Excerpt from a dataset
↓

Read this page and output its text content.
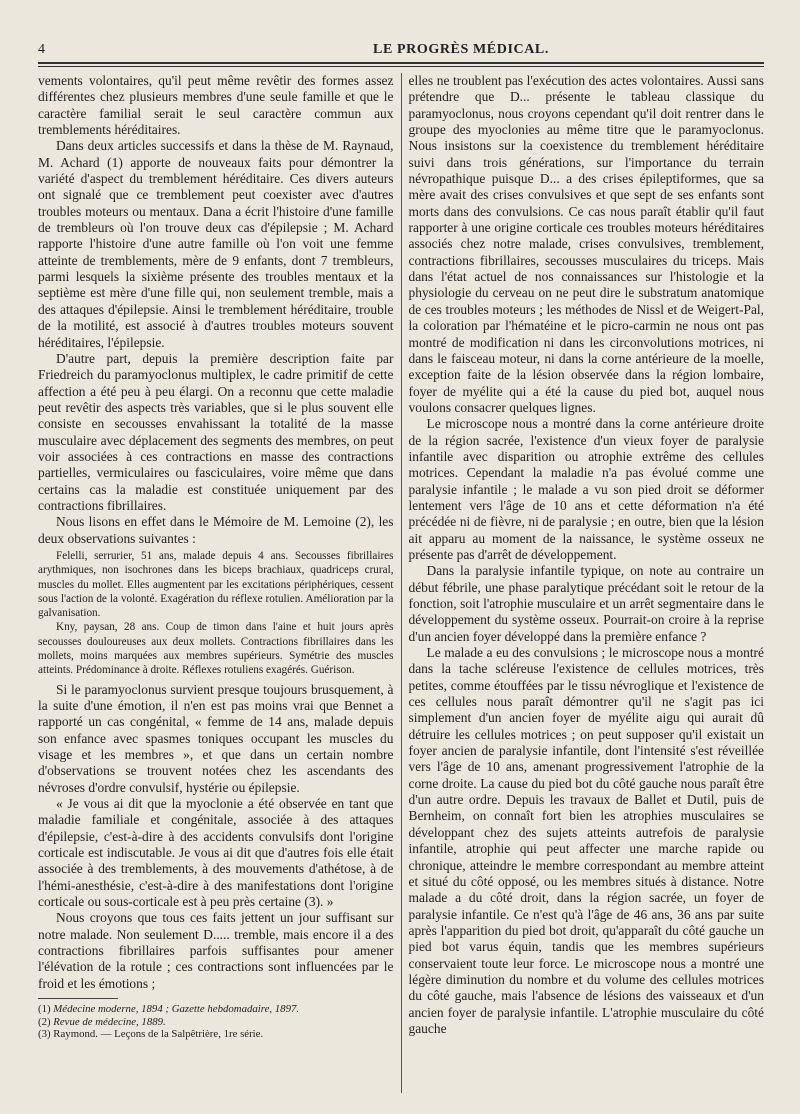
4	LE PROGRÈS MÉDICAL.

vements volontaires, qu'il peut même revêtir des formes assez différentes chez plusieurs membres d'une seule famille et que le caractère familial serait le seul caractère commun aux tremblements héréditaires.

Dans deux articles successifs et dans la thèse de M. Raynaud, M. Achard (1) apporte de nouveaux faits pour démontrer la variété d'aspect du tremblement héréditaire. Ces divers auteurs ont signalé que ce tremblement peut coexister avec d'autres troubles moteurs ou mentaux. Dana a écrit l'histoire d'une famille de trembleurs où l'on trouve deux cas d'épilepsie ; M. Achard rapporte l'histoire d'une autre famille où l'on voit une femme atteinte de tremblements, mère de 9 enfants, dont 7 trembleurs, parmi lesquels la sixième présente des troubles mentaux et la septième est mère d'une fille qui, non seulement tremble, mais a des attaques d'épilepsie. Ainsi le tremblement héréditaire, trouble de la motilité, est associé à d'autres troubles moteurs souvent héréditaires, l'épilepsie.

D'autre part, depuis la première description faite par Friedreich du paramyoclonus multiplex, le cadre primitif de cette affection a été peu à peu élargi. On a reconnu que cette maladie peut revêtir des aspects très variables, que si le plus souvent elle consiste en secousses envahissant la totalité de la masse musculaire avec déplacement des segments des membres, on peut voir associées à ces contractions en masse des contractions partielles, vermiculaires ou fasciculaires, voire même que dans certains cas la maladie est constituée uniquement par des contractions fibrillaires.

Nous lisons en effet dans le Mémoire de M. Lemoine (2), les deux observations suivantes :

Felelli, serrurier, 51 ans, malade depuis 4 ans. Secousses fibrillaires arythmiques, non isochrones dans les biceps brachiaux, quadriceps crural, muscles du mollet. Elles augmentent par les excitations périphériques, cessent sous l'action de la volonté. Exagération du réflexe rotulien. Amélioration par la galvanisation.

Kny, paysan, 28 ans. Coup de timon dans l'aine et huit jours après secousses douloureuses aux deux mollets. Contractions fibrillaires dans les mollets, moins marquées aux membres supérieurs. Symétrie des muscles atteints. Prédominance à droite. Réflexes rotuliens exagérés. Guérison.

Si le paramyoclonus survient presque toujours brusquement, à la suite d'une émotion, il n'en est pas moins vrai que Bennet a rapporté un cas congénital, « femme de 14 ans, malade depuis son enfance avec spasmes toniques occupant les muscles du visage et les membres », et que dans un certain nombre d'observations se trouvent notées chez les ascendants des névroses d'ordre convulsif, hystérie ou épilepsie.

« Je vous ai dit que la myoclonie a été observée en tant que maladie familiale et congénitale, associée à des attaques d'épilepsie, c'est-à-dire à des accidents convulsifs dont l'origine corticale est indiscutable. Je vous ai dit que d'autres fois elle était associée à des tremblements, à des mouvements d'athétose, à de l'hémi-anesthésie, c'est-à-dire à des manifestations dont l'origine corticale ou sous-corticale est à peu près certaine (3). »

Nous croyons que tous ces faits jettent un jour suffisant sur notre malade. Non seulement D..... tremble, mais encore il a des contractions fibrillaires parfois suffisantes pour amener l'élévation de la rotule ; ces contractions sont influencées par le froid et les émotions ;

(1) Médecine moderne, 1894 ; Gazette hebdomadaire, 1897.
(2) Revue de médecine, 1889.
(3) Raymond. — Leçons de la Salpêtrière, 1re série.

elles ne troublent pas l'exécution des actes volontaires. Aussi sans prétendre que D... présente le tableau classique du paramyoclonus, nous croyons cependant qu'il doit rentrer dans le groupe des myoclonies au même titre que le paramyoclonus. Nous insistons sur la coexistence du tremblement héréditaire suivi dans trois générations, sur l'importance du terrain névropathique puisque D... a des crises épileptiformes, que sa mère avait des crises convulsives et que sept de ses enfants sont morts dans des convulsions. Ce cas nous paraît établir qu'il faut rapporter à une origine corticale ces troubles moteurs héréditaires associés chez notre malade, crises convulsives, tremblement, contractions fibrillaires, secousses musculaires du triceps. Mais dans l'état actuel de nos connaissances sur l'histologie et la physiologie du cerveau on ne peut dire le substratum anatomique de ces troubles moteurs ; les méthodes de Nissl et de Weigert-Pal, la coloration par l'hématéine et le picro-carmin ne nous ont pas montré de modification ni dans les circonvolutions motrices, ni dans le faisceau moteur, ni dans la corne antérieure de la moelle, exception faite de la lésion observée dans la région lombaire, foyer de myélite qui a été la cause du pied bot, auquel nous voulons consacrer quelques lignes.

Le microscope nous a montré dans la corne antérieure droite de la région sacrée, l'existence d'un vieux foyer de paralysie infantile avec disparition ou atrophie extrême des cellules motrices. Cependant la maladie n'a pas évolué comme une paralysie infantile ; le malade a vu son pied droit se déformer lentement vers l'âge de 10 ans et cette déformation n'a été précédée ni de fièvre, ni de paralysie ; en outre, bien que la lésion ait apparu au moment de la naissance, le système osseux ne présente pas d'arrêt de développement.

Dans la paralysie infantile typique, on note au contraire un début fébrile, une phase paralytique précédant soit le retour de la fonction, soit l'atrophie musculaire et un arrêt segmentaire dans le développement du système osseux. Pourrait-on croire à la reprise d'un ancien foyer développé dans la première enfance ?

Le malade a eu des convulsions ; le microscope nous a montré dans la tache scléreuse l'existence de cellules motrices, très petites, comme étouffées par le tissu névroglique et l'existence de ces cellules nous paraît démontrer qu'il ne s'agit pas ici simplement d'un ancien foyer de myélite aigu qui aurait dû détruire les cellules motrices ; on peut supposer qu'il existait un foyer ancien de paralysie infantile, dont l'intensité s'est réveillée vers l'âge de 10 ans, amenant progressivement l'atrophie de la corne droite. La cause du pied bot du côté gauche nous paraît être d'un autre ordre. Depuis les travaux de Ballet et Dutil, puis de Bernheim, on connaît fort bien les atrophies musculaires se développant chez des sujets atteints autrefois de paralysie infantile, atrophie qui peut affecter une marche rapide ou chronique, atteindre le membre correspondant au membre atteint et situé du côté opposé, ou les membres situés à distance. Notre malade a du côté droit, dans la région sacrée, un foyer de paralysie infantile. Ce n'est qu'à l'âge de 46 ans, 36 ans par suite après l'apparition du pied bot droit, qu'apparaît du côté gauche un pied bot varus équin, tandis que les membres supérieurs conservaient toute leur force. Le microscope nous a montré une légère diminution du nombre et du volume des cellules motrices du côté gauche, mais l'absence de lésions des vaisseaux et d'un ancien foyer de paralysie infantile. L'atrophie musculaire du côté gauche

↑

- Short task -
Restate the records word for word, omitting images.

- Task result -
Read this page and output its text content.
4	LE PROGRÈS MÉDICAL.

vements volontaires, qu'il peut même revêtir des formes assez différentes chez plusieurs membres d'une seule famille et que le caractère familial serait le seul caractère commun aux tremblements héréditaires.

Dans deux articles successifs et dans la thèse de M. Raynaud, M. Achard (1) apporte de nouveaux faits pour démontrer la variété d'aspect du tremblement héréditaire. Ces divers auteurs ont signalé que ce tremblement peut coexister avec d'autres troubles moteurs ou mentaux. Dana a écrit l'histoire d'une famille de trembleurs où l'on trouve deux cas d'épilepsie ; M. Achard rapporte l'histoire d'une autre famille où l'on voit une femme atteinte de tremblements, mère de 9 enfants, dont 7 trembleurs, parmi lesquels la sixième présente des troubles mentaux et la septième est mère d'une fille qui, non seulement tremble, mais a des attaques d'épilepsie. Ainsi le tremblement héréditaire, trouble de la motilité, est associé à d'autres troubles moteurs souvent héréditaires, l'épilepsie.

D'autre part, depuis la première description faite par Friedreich du paramyoclonus multiplex, le cadre primitif de cette affection a été peu à peu élargi. On a reconnu que cette maladie peut revêtir des aspects très variables, que si le plus souvent elle consiste en secousses envahissant la totalité de la masse musculaire avec déplacement des segments des membres, on peut voir associées à ces contractions en masse des contractions partielles, vermiculaires ou fasciculaires, voire même que dans certains cas la maladie est constituée uniquement par des contractions fibrillaires.

Nous lisons en effet dans le Mémoire de M. Lemoine (2), les deux observations suivantes :

Felelli, serrurier, 51 ans, malade depuis 4 ans. Secousses fibrillaires arythmiques, non isochrones dans les biceps brachiaux, quadriceps crural, muscles du mollet. Elles augmentent par les excitations périphériques, cessent sous l'action de la volonté. Exagération du réflexe rotulien. Amélioration par la galvanisation.

Kny, paysan, 28 ans. Coup de timon dans l'aine et huit jours après secousses douloureuses aux deux mollets. Contractions fibrillaires dans les mollets, moins marquées aux membres supérieurs. Symétrie des muscles atteints. Prédominance à droite. Réflexes rotuliens exagérés. Guérison.

Si le paramyoclonus survient presque toujours brusquement, à la suite d'une émotion, il n'en est pas moins vrai que Bennet a rapporté un cas congénital, « femme de 14 ans, malade depuis son enfance avec spasmes toniques occupant les muscles du visage et les membres », et que dans un certain nombre d'observations se trouvent notées chez les ascendants des névroses d'ordre convulsif, hystérie ou épilepsie.

« Je vous ai dit que la myoclonie a été observée en tant que maladie familiale et congénitale, associée à des attaques d'épilepsie, c'est-à-dire à des accidents convulsifs dont l'origine corticale est indiscutable. Je vous ai dit que d'autres fois elle était associée à des tremblements, à des mouvements d'athétose, à de l'hémi-anesthésie, c'est-à-dire à des manifestations dont l'origine corticale ou sous-corticale est à peu près certaine (3). »

Nous croyons que tous ces faits jettent un jour suffisant sur notre malade. Non seulement D..... tremble, mais encore il a des contractions fibrillaires parfois suffisantes pour amener l'élévation de la rotule ; ces contractions sont influencées par le froid et les émotions ;

(1) Médecine moderne, 1894 ; Gazette hebdomadaire, 1897.
(2) Revue de médecine, 1889.
(3) Raymond. — Leçons de la Salpêtrière, 1re série.

elles ne troublent pas l'exécution des actes volontaires. Aussi sans prétendre que D... présente le tableau classique du paramyoclonus, nous croyons cependant qu'il doit rentrer dans le groupe des myoclonies au même titre que le paramyoclonus. Nous insistons sur la coexistence du tremblement héréditaire suivi dans trois générations, sur l'importance du terrain névropathique puisque D... a des crises épileptiformes, que sa mère avait des crises convulsives et que sept de ses enfants sont morts dans des convulsions. Ce cas nous paraît établir qu'il faut rapporter à une origine corticale ces troubles moteurs héréditaires associés chez notre malade, crises convulsives, tremblement, contractions fibrillaires, secousses musculaires du triceps. Mais dans l'état actuel de nos connaissances sur l'histologie et la physiologie du cerveau on ne peut dire le substratum anatomique de ces troubles moteurs ; les méthodes de Nissl et de Weigert-Pal, la coloration par l'hématéine et le picro-carmin ne nous ont pas montré de modification ni dans les circonvolutions motrices, ni dans le faisceau moteur, ni dans la corne antérieure de la moelle, exception faite de la lésion observée dans la région lombaire, foyer de myélite qui a été la cause du pied bot, auquel nous voulons consacrer quelques lignes.

Le microscope nous a montré dans la corne antérieure droite de la région sacrée, l'existence d'un vieux foyer de paralysie infantile avec disparition ou atrophie extrême des cellules motrices. Cependant la maladie n'a pas évolué comme une paralysie infantile ; le malade a vu son pied droit se déformer lentement vers l'âge de 10 ans et cette déformation n'a été précédée ni de fièvre, ni de paralysie ; en outre, bien que la lésion ait apparu au moment de la naissance, le système osseux ne présente pas d'arrêt de développement.

Dans la paralysie infantile typique, on note au contraire un début fébrile, une phase paralytique précédant soit le retour de la fonction, soit l'atrophie musculaire et un arrêt segmentaire dans le développement du système osseux. Pourrait-on croire à la reprise d'un ancien foyer développé dans la première enfance ?

Le malade a eu des convulsions ; le microscope nous a montré dans la tache scléreuse l'existence de cellules motrices, très petites, comme étouffées par le tissu névroglique et l'existence de ces cellules nous paraît démontrer qu'il ne s'agit pas ici simplement d'un ancien foyer de myélite aigu qui aurait dû détruire les cellules motrices ; on peut supposer qu'il existait un foyer ancien de paralysie infantile, dont l'intensité s'est réveillée vers l'âge de 10 ans, amenant progressivement l'atrophie de la corne droite. La cause du pied bot du côté gauche nous paraît être d'un autre ordre. Depuis les travaux de Ballet et Dutil, puis de Bernheim, on connaît fort bien les atrophies musculaires se développant chez des sujets atteints autrefois de paralysie infantile, atrophie qui peut affecter une marche rapide ou chronique, atteindre le membre correspondant au membre atteint et situé du côté opposé, ou les membres situés à distance. Notre malade a du côté droit, dans la région sacrée, un foyer de paralysie infantile. Ce n'est qu'à l'âge de 46 ans, 36 ans par suite après l'apparition du pied bot droit, qu'apparaît du côté gauche un pied bot varus équin, tandis que les membres supérieurs conservaient toute leur force. Le microscope nous a montré une légère diminution du nombre et du volume des cellules motrices du côté gauche, mais l'absence de lésions des vaisseaux et d'un ancien foyer de paralysie infantile. L'atrophie musculaire du côté gauche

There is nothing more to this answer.